-- begin --
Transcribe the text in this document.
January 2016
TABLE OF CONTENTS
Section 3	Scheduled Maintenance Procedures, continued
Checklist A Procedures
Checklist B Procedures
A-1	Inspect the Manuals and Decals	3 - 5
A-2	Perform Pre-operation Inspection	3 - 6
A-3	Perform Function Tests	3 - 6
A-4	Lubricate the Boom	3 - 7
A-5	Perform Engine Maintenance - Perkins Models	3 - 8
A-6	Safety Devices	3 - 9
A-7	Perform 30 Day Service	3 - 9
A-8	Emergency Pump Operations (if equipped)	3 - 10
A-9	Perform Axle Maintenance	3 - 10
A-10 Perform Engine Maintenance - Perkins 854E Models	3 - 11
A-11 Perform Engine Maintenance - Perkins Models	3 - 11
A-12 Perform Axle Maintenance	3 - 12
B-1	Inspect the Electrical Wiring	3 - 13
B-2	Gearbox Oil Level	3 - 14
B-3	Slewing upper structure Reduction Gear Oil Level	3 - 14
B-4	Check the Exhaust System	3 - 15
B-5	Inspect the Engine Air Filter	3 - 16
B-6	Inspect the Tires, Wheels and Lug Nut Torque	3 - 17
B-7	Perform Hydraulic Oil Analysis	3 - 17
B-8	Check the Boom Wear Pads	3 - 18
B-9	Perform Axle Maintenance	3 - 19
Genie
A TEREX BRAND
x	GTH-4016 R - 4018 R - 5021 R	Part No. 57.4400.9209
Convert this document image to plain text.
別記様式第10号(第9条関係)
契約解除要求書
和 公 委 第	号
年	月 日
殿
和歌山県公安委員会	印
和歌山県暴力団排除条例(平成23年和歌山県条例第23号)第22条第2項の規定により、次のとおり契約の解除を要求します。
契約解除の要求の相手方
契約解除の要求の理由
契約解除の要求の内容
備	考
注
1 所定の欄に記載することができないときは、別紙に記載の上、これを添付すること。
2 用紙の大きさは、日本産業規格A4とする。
-- end --
Given exercise
Print exactly the lines above, starting at the line that contains "Convert this document image to plain text." and ending with the last line of the records, both included.

Full solution
Convert this document image to plain text.
別記様式第10号(第9条関係)
契約解除要求書
和 公 委 第	号
年	月 日
殿
和歌山県公安委員会	印
和歌山県暴力団排除条例(平成23年和歌山県条例第23号)第22条第2項の規定により、次のとおり契約の解除を要求します。
契約解除の要求の相手方
契約解除の要求の理由
契約解除の要求の内容
備	考
注
1 所定の欄に記載することができないときは、別紙に記載の上、これを添付すること。
2 用紙の大きさは、日本産業規格A4とする。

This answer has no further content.